| Instruction |
Scan the material for the word "save", and copy each line where it shows up.

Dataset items
((

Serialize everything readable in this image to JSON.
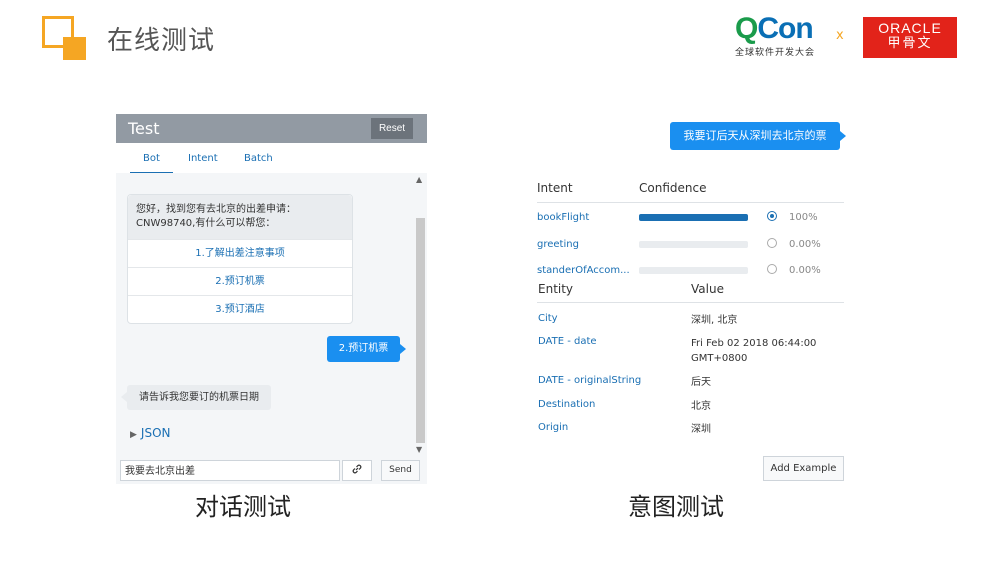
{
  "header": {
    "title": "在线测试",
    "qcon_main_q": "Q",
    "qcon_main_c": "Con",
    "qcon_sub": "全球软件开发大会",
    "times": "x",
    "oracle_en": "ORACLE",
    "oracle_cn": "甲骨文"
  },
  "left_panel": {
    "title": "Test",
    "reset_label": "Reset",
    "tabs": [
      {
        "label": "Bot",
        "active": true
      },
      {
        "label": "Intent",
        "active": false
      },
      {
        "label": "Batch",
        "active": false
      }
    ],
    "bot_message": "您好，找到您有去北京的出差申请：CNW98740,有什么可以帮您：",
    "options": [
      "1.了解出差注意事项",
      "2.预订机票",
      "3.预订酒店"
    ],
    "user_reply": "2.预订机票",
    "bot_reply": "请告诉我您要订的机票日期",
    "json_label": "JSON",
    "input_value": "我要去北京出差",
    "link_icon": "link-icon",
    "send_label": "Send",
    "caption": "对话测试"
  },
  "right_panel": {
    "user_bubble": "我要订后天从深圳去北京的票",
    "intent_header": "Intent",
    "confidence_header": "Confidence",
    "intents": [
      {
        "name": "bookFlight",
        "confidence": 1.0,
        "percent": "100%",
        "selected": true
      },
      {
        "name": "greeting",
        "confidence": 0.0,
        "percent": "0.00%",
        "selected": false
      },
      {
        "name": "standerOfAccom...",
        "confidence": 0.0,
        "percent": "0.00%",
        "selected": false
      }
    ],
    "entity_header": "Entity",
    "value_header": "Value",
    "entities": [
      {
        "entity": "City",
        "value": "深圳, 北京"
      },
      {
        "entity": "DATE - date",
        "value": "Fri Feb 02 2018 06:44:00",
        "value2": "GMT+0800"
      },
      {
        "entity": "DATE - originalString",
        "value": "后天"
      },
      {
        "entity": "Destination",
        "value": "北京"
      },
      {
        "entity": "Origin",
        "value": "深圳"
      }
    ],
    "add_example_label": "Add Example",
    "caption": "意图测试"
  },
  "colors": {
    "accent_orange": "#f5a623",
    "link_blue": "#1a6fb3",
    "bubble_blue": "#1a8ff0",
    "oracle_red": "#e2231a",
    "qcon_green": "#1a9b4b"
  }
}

))
((

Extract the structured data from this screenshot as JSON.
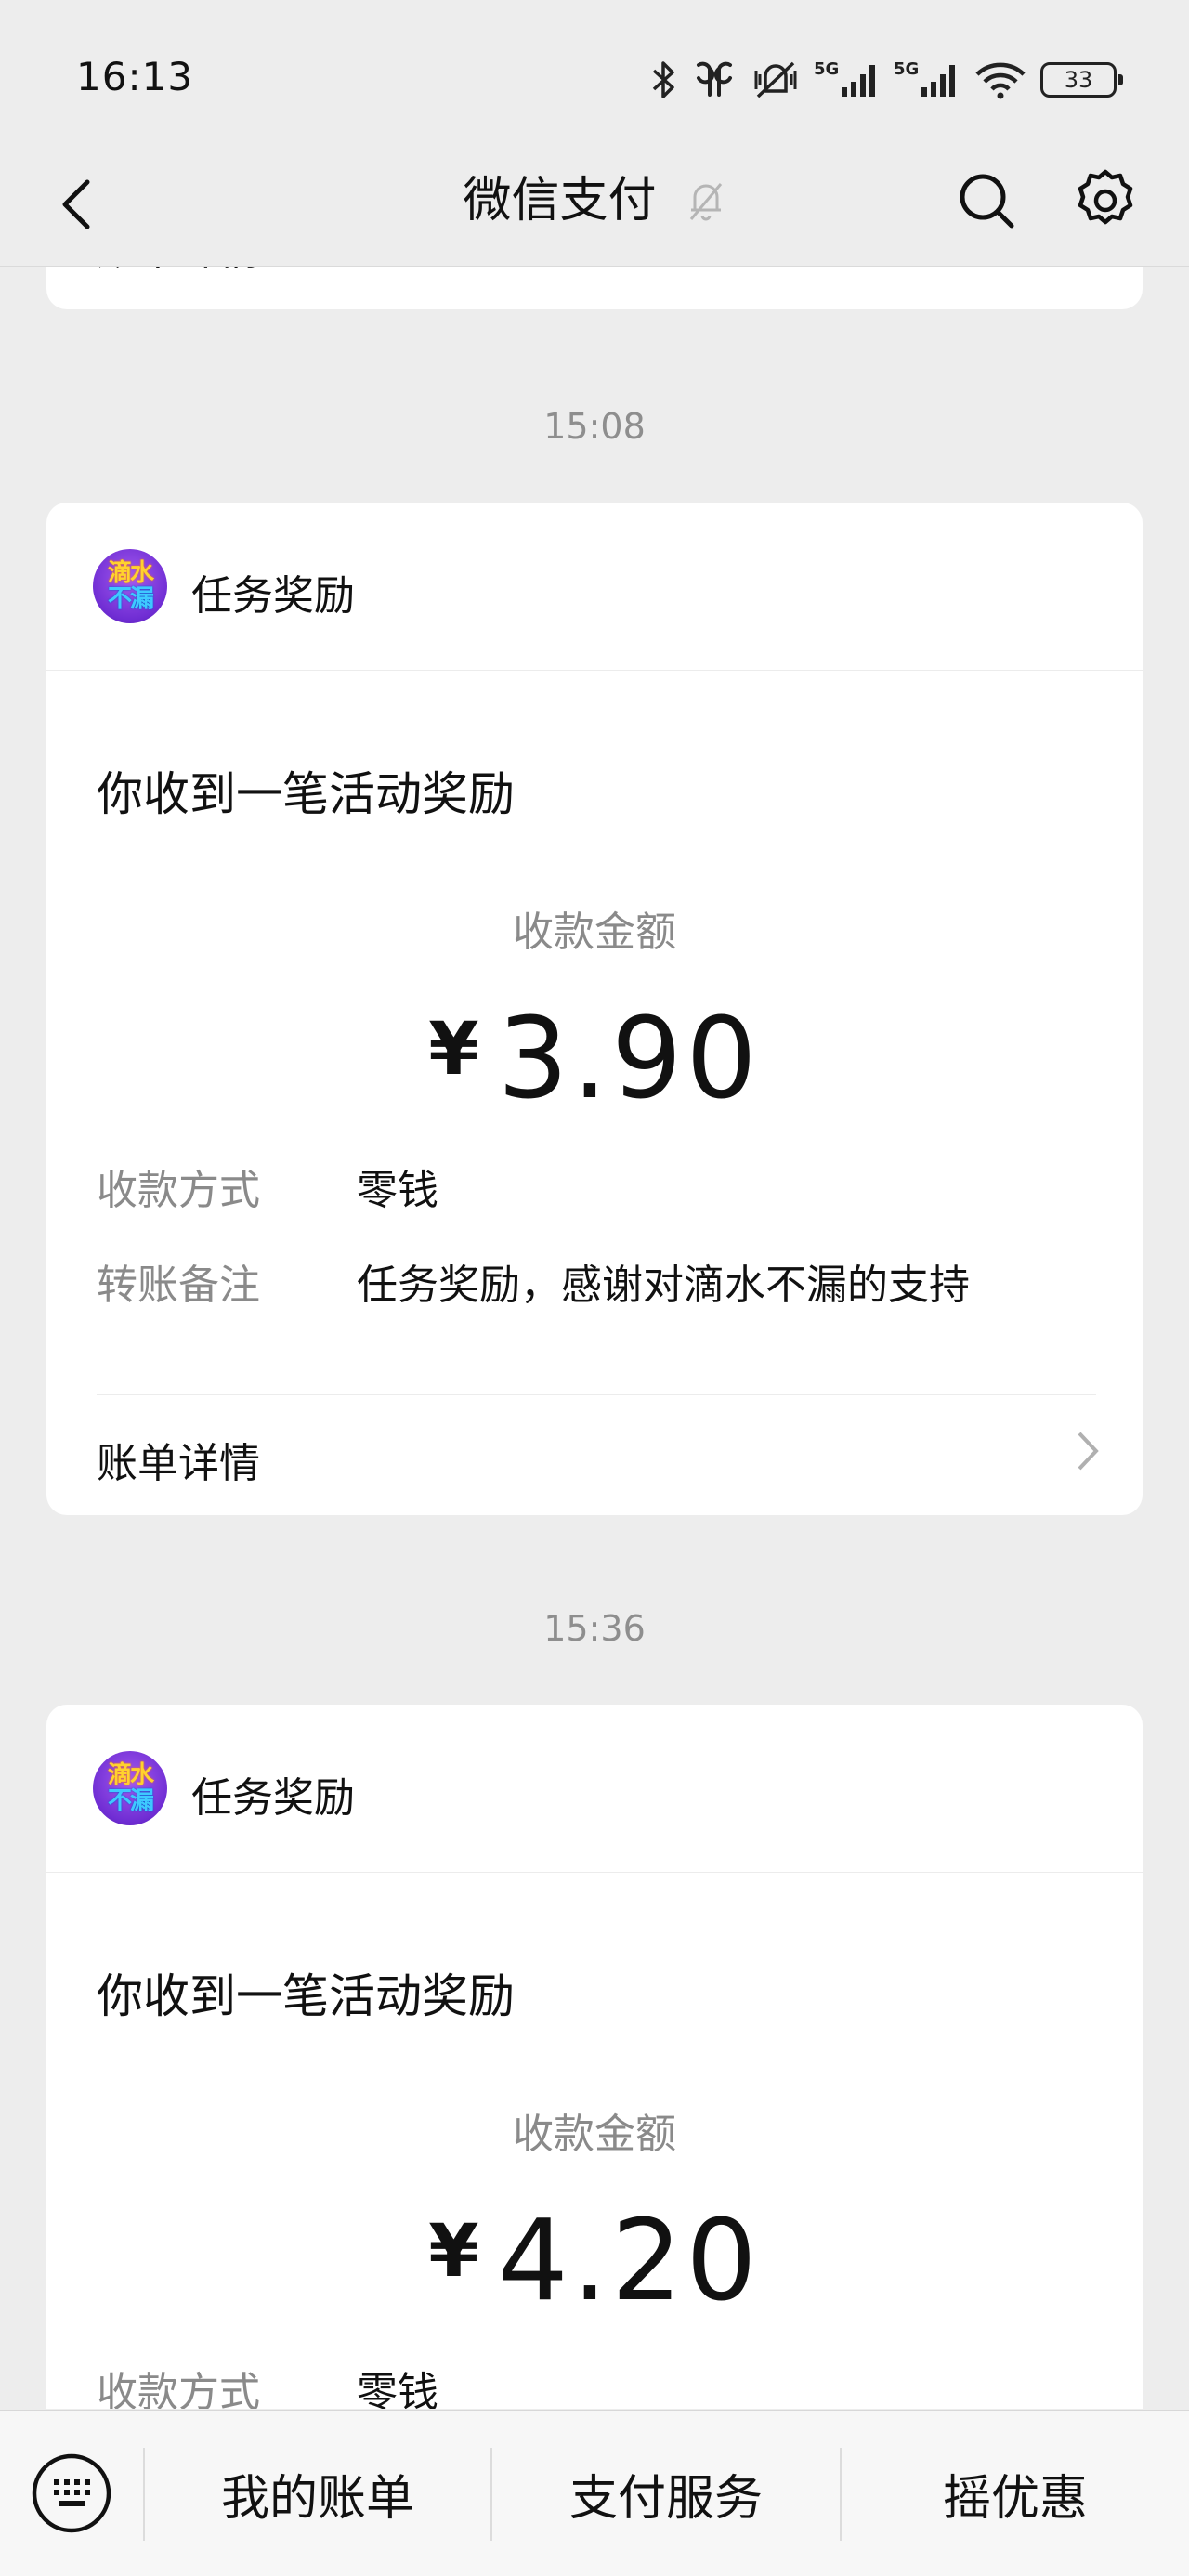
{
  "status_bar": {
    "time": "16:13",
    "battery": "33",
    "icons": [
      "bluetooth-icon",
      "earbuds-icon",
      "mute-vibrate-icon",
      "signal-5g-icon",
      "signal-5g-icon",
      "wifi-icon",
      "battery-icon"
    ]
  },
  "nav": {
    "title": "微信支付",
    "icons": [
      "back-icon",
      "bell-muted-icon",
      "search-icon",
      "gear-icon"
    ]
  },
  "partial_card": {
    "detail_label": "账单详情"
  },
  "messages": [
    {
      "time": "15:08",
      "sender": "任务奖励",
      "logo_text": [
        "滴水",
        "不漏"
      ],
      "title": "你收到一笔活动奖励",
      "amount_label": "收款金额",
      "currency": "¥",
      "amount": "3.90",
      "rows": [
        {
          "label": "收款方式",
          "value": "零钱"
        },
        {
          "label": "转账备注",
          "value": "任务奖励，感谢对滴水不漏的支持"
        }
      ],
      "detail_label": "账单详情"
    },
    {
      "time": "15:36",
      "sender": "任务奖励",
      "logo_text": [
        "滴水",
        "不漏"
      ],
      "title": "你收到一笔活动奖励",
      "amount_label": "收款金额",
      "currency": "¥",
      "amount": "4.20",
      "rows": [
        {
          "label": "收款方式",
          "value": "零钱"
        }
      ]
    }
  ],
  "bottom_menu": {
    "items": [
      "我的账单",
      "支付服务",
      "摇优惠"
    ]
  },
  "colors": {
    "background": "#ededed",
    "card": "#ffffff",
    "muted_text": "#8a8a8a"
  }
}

))
((

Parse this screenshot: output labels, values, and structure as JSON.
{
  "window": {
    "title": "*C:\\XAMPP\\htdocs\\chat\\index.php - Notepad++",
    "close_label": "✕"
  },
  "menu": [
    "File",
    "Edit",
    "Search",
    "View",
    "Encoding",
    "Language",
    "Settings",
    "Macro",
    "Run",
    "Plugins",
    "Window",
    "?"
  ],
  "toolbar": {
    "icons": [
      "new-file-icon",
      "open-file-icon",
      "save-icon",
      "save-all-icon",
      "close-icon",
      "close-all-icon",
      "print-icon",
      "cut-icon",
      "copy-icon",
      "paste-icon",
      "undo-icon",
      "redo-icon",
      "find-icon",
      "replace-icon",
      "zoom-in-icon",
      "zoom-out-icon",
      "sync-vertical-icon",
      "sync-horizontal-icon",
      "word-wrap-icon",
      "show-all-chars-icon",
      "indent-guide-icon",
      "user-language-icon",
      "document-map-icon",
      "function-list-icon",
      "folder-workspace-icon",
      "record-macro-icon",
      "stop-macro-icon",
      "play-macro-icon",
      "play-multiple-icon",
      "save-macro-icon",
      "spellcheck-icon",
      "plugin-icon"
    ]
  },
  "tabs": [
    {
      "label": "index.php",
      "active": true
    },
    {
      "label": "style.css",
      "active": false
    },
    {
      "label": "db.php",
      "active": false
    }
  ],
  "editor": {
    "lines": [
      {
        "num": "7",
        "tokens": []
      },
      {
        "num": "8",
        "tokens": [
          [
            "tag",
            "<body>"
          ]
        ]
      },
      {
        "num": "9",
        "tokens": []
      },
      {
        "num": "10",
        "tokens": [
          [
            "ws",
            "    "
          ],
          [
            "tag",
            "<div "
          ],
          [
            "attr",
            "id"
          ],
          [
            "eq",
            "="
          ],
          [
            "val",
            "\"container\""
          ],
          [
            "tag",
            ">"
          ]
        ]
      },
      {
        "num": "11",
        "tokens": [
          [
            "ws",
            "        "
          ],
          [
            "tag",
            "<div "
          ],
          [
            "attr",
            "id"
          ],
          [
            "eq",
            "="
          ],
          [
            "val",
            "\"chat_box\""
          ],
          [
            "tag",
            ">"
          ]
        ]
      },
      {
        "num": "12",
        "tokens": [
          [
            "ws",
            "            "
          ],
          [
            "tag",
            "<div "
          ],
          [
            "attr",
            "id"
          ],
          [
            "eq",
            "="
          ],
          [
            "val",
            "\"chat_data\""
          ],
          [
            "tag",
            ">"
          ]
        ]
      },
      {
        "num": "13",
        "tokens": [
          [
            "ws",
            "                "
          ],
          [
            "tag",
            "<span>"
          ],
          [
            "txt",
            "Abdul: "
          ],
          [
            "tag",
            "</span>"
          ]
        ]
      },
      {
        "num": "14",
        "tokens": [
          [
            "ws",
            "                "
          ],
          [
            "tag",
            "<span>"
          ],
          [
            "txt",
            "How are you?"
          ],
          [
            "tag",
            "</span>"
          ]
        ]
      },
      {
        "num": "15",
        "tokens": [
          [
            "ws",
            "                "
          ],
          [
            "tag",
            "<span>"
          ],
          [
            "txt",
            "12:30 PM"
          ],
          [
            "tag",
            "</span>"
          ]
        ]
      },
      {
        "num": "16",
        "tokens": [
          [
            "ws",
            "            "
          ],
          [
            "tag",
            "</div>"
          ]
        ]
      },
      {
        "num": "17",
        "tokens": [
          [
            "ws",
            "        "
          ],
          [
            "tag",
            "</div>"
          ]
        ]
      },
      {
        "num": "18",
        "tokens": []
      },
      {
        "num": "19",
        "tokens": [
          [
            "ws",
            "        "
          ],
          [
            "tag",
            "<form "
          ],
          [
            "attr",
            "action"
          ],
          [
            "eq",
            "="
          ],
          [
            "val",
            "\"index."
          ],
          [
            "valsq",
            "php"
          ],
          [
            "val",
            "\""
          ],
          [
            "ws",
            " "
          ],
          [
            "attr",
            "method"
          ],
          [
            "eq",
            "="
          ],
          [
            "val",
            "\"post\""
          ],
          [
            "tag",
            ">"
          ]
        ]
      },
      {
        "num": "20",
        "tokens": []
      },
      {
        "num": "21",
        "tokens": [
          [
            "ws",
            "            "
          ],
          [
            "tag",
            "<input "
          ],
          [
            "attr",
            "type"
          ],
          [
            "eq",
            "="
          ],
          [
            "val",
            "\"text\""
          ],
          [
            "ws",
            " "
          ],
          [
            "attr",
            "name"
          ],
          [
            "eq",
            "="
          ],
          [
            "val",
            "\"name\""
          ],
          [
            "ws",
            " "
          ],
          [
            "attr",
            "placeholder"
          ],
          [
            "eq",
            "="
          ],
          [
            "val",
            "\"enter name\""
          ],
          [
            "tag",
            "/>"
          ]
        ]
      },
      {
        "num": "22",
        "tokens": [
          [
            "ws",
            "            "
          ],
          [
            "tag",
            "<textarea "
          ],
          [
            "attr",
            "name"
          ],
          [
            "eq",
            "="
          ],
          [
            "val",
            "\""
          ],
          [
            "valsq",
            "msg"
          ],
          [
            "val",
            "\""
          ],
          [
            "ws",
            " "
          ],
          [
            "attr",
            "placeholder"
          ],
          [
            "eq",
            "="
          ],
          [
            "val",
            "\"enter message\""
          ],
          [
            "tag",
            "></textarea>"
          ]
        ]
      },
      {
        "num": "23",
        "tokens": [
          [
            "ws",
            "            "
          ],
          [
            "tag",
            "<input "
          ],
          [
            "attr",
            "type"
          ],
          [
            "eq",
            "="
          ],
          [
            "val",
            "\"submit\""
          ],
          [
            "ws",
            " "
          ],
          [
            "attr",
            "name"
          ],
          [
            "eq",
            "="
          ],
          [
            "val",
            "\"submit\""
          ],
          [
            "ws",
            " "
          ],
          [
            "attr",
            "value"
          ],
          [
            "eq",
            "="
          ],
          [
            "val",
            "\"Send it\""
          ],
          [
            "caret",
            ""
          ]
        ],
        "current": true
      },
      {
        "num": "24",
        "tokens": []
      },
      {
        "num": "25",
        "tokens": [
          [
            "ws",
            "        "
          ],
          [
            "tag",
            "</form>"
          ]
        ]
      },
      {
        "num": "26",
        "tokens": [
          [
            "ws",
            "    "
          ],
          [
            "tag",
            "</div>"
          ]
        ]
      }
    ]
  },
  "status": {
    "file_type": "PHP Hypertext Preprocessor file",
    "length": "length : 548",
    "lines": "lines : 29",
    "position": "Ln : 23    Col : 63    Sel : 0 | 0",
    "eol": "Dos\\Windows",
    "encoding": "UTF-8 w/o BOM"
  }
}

))

| Exercise response |
      "save-icon",
      "save-all-icon",
      "save-macro-icon",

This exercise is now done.